Task requirements
The data must be returned in full and exactly as given.
--------------------------------
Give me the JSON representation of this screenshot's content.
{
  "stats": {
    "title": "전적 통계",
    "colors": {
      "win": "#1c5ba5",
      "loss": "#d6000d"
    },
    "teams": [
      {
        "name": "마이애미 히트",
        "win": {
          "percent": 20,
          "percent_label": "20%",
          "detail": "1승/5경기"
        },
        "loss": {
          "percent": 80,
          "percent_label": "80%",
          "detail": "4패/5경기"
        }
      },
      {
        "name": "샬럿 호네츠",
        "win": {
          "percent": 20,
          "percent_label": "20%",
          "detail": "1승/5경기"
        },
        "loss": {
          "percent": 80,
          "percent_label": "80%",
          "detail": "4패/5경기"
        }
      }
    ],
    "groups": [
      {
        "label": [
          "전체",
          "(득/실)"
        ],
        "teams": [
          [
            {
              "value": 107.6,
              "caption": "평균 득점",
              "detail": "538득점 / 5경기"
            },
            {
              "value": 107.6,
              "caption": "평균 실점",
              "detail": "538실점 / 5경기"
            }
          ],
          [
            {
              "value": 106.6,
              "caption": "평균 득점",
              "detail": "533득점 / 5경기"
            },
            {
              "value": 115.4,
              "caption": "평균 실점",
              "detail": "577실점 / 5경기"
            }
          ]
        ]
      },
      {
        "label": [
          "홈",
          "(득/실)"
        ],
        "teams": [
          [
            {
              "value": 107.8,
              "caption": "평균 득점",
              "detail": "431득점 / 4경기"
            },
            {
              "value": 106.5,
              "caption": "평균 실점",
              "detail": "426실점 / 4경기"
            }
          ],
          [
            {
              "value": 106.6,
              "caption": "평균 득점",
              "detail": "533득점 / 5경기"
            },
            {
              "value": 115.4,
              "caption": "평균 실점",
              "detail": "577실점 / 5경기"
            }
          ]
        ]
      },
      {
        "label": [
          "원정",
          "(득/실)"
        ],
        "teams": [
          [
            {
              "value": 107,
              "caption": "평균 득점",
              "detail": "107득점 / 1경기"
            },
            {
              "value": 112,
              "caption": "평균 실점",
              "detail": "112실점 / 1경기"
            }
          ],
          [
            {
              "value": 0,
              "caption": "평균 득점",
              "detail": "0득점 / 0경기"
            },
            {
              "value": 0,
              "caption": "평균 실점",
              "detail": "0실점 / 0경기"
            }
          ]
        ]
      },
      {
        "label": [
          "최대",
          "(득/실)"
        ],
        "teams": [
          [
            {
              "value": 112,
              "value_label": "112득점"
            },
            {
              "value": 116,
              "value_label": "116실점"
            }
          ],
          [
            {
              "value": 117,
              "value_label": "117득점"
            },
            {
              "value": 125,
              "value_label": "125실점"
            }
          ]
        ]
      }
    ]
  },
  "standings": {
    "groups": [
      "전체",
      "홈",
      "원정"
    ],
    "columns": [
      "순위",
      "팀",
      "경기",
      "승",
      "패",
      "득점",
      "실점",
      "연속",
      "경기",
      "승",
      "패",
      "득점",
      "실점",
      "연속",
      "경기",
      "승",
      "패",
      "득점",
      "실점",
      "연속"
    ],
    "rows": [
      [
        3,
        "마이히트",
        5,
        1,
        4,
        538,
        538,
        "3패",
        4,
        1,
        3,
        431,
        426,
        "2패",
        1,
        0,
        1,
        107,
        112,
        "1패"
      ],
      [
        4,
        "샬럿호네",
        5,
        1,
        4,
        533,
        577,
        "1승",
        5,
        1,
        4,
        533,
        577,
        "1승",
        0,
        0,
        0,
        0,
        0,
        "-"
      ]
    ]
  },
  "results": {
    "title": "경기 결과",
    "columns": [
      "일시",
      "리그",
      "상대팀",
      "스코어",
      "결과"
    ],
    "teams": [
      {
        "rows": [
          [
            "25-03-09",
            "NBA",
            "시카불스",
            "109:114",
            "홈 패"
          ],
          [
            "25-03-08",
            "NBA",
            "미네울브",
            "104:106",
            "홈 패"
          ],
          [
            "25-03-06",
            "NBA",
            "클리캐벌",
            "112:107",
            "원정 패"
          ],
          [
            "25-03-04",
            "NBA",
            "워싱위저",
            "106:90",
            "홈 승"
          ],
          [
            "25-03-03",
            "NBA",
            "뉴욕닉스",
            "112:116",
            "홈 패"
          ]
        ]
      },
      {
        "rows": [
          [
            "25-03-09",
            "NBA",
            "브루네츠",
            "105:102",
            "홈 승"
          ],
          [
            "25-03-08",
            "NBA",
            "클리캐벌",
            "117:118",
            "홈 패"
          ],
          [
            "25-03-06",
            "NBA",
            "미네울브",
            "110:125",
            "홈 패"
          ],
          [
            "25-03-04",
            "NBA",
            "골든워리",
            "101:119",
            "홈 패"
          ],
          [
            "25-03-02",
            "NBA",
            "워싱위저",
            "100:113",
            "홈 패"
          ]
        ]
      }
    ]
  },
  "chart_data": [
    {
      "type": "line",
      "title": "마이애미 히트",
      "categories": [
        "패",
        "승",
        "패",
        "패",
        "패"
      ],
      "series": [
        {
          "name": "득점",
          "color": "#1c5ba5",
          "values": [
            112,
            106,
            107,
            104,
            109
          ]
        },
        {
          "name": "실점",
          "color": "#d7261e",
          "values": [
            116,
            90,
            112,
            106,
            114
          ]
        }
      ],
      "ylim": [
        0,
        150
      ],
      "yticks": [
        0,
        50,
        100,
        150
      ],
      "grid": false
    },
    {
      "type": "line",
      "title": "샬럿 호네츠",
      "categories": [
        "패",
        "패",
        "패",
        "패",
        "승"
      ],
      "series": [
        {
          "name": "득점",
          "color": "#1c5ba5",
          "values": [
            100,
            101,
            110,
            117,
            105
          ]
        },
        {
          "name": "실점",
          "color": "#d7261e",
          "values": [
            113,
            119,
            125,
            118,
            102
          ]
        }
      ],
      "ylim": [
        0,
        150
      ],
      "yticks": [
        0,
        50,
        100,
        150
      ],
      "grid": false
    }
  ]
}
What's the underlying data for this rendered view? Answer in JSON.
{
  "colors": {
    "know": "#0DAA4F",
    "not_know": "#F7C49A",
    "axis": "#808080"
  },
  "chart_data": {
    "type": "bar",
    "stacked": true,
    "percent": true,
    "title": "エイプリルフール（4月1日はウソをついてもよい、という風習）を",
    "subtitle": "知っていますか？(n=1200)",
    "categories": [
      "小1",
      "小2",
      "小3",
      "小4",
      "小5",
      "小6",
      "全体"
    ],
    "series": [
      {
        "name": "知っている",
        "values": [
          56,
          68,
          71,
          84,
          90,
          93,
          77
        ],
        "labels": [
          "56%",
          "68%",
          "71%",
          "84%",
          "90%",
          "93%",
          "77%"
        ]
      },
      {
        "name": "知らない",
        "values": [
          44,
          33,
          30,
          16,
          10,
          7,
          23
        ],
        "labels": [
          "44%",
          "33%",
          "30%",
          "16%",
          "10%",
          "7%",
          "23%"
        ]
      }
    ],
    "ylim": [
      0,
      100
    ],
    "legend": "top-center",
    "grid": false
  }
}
--------------------------------
Full answer
Give me the JSON representation of this screenshot's content.
{
  "stats": {
    "title": "전적 통계",
    "colors": {
      "win": "#1c5ba5",
      "loss": "#d6000d"
    },
    "teams": [
      {
        "name": "마이애미 히트",
        "win": {
          "percent": 20,
          "percent_label": "20%",
          "detail": "1승/5경기"
        },
        "loss": {
          "percent": 80,
          "percent_label": "80%",
          "detail": "4패/5경기"
        }
      },
      {
        "name": "샬럿 호네츠",
        "win": {
          "percent": 20,
          "percent_label": "20%",
          "detail": "1승/5경기"
        },
        "loss": {
          "percent": 80,
          "percent_label": "80%",
          "detail": "4패/5경기"
        }
      }
    ],
    "groups": [
      {
        "label": [
          "전체",
          "(득/실)"
        ],
        "teams": [
          [
            {
              "value": 107.6,
              "caption": "평균 득점",
              "detail": "538득점 / 5경기"
            },
            {
              "value": 107.6,
              "caption": "평균 실점",
              "detail": "538실점 / 5경기"
            }
          ],
          [
            {
              "value": 106.6,
              "caption": "평균 득점",
              "detail": "533득점 / 5경기"
            },
            {
              "value": 115.4,
              "caption": "평균 실점",
              "detail": "577실점 / 5경기"
            }
          ]
        ]
      },
      {
        "label": [
          "홈",
          "(득/실)"
        ],
        "teams": [
          [
            {
              "value": 107.8,
              "caption": "평균 득점",
              "detail": "431득점 / 4경기"
            },
            {
              "value": 106.5,
              "caption": "평균 실점",
              "detail": "426실점 / 4경기"
            }
          ],
          [
            {
              "value": 106.6,
              "caption": "평균 득점",
              "detail": "533득점 / 5경기"
            },
            {
              "value": 115.4,
              "caption": "평균 실점",
              "detail": "577실점 / 5경기"
            }
          ]
        ]
      },
      {
        "label": [
          "원정",
          "(득/실)"
        ],
        "teams": [
          [
            {
              "value": 107,
              "caption": "평균 득점",
              "detail": "107득점 / 1경기"
            },
            {
              "value": 112,
              "caption": "평균 실점",
              "detail": "112실점 / 1경기"
            }
          ],
          [
            {
              "value": 0,
              "caption": "평균 득점",
              "detail": "0득점 / 0경기"
            },
            {
              "value": 0,
              "caption": "평균 실점",
              "detail": "0실점 / 0경기"
            }
          ]
        ]
      },
      {
        "label": [
          "최대",
          "(득/실)"
        ],
        "teams": [
          [
            {
              "value": 112,
              "value_label": "112득점"
            },
            {
              "value": 116,
              "value_label": "116실점"
            }
          ],
          [
            {
              "value": 117,
              "value_label": "117득점"
            },
            {
              "value": 125,
              "value_label": "125실점"
            }
          ]
        ]
      }
    ]
  },
  "standings": {
    "groups": [
      "전체",
      "홈",
      "원정"
    ],
    "columns": [
      "순위",
      "팀",
      "경기",
      "승",
      "패",
      "득점",
      "실점",
      "연속",
      "경기",
      "승",
      "패",
      "득점",
      "실점",
      "연속",
      "경기",
      "승",
      "패",
      "득점",
      "실점",
      "연속"
    ],
    "rows": [
      [
        3,
        "마이히트",
        5,
        1,
        4,
        538,
        538,
        "3패",
        4,
        1,
        3,
        431,
        426,
        "2패",
        1,
        0,
        1,
        107,
        112,
        "1패"
      ],
      [
        4,
        "샬럿호네",
        5,
        1,
        4,
        533,
        577,
        "1승",
        5,
        1,
        4,
        533,
        577,
        "1승",
        0,
        0,
        0,
        0,
        0,
        "-"
      ]
    ]
  },
  "results": {
    "title": "경기 결과",
    "columns": [
      "일시",
      "리그",
      "상대팀",
      "스코어",
      "결과"
    ],
    "teams": [
      {
        "rows": [
          [
            "25-03-09",
            "NBA",
            "시카불스",
            "109:114",
            "홈 패"
          ],
          [
            "25-03-08",
            "NBA",
            "미네울브",
            "104:106",
            "홈 패"
          ],
          [
            "25-03-06",
            "NBA",
            "클리캐벌",
            "112:107",
            "원정 패"
          ],
          [
            "25-03-04",
            "NBA",
            "워싱위저",
            "106:90",
            "홈 승"
          ],
          [
            "25-03-03",
            "NBA",
            "뉴욕닉스",
            "112:116",
            "홈 패"
          ]
        ]
      },
      {
        "rows": [
          [
            "25-03-09",
            "NBA",
            "브루네츠",
            "105:102",
            "홈 승"
          ],
          [
            "25-03-08",
            "NBA",
            "클리캐벌",
            "117:118",
            "홈 패"
          ],
          [
            "25-03-06",
            "NBA",
            "미네울브",
            "110:125",
            "홈 패"
          ],
          [
            "25-03-04",
            "NBA",
            "골든워리",
            "101:119",
            "홈 패"
          ],
          [
            "25-03-02",
            "NBA",
            "워싱위저",
            "100:113",
            "홈 패"
          ]
        ]
      }
    ]
  },
  "chart_data": [
    {
      "type": "line",
      "title": "마이애미 히트",
      "categories": [
        "패",
        "승",
        "패",
        "패",
        "패"
      ],
      "series": [
        {
          "name": "득점",
          "color": "#1c5ba5",
          "values": [
            112,
            106,
            107,
            104,
            109
          ]
        },
        {
          "name": "실점",
          "color": "#d7261e",
          "values": [
            116,
            90,
            112,
            106,
            114
          ]
        }
      ],
      "ylim": [
        0,
        150
      ],
      "yticks": [
        0,
        50,
        100,
        150
      ],
      "grid": false
    },
    {
      "type": "line",
      "title": "샬럿 호네츠",
      "categories": [
        "패",
        "패",
        "패",
        "패",
        "승"
      ],
      "series": [
        {
          "name": "득점",
          "color": "#1c5ba5",
          "values": [
            100,
            101,
            110,
            117,
            105
          ]
        },
        {
          "name": "실점",
          "color": "#d7261e",
          "values": [
            113,
            119,
            125,
            118,
            102
          ]
        }
      ],
      "ylim": [
        0,
        150
      ],
      "yticks": [
        0,
        50,
        100,
        150
      ],
      "grid": false
    }
  ]
}
What's the underlying data for this rendered view? Answer in JSON.
{
  "colors": {
    "know": "#0DAA4F",
    "not_know": "#F7C49A",
    "axis": "#808080"
  },
  "chart_data": {
    "type": "bar",
    "stacked": true,
    "percent": true,
    "title": "エイプリルフール（4月1日はウソをついてもよい、という風習）を",
    "subtitle": "知っていますか？(n=1200)",
    "categories": [
      "小1",
      "小2",
      "小3",
      "小4",
      "小5",
      "小6",
      "全体"
    ],
    "series": [
      {
        "name": "知っている",
        "values": [
          56,
          68,
          71,
          84,
          90,
          93,
          77
        ],
        "labels": [
          "56%",
          "68%",
          "71%",
          "84%",
          "90%",
          "93%",
          "77%"
        ]
      },
      {
        "name": "知らない",
        "values": [
          44,
          33,
          30,
          16,
          10,
          7,
          23
        ],
        "labels": [
          "44%",
          "33%",
          "30%",
          "16%",
          "10%",
          "7%",
          "23%"
        ]
      }
    ],
    "ylim": [
      0,
      100
    ],
    "legend": "top-center",
    "grid": false
  }
}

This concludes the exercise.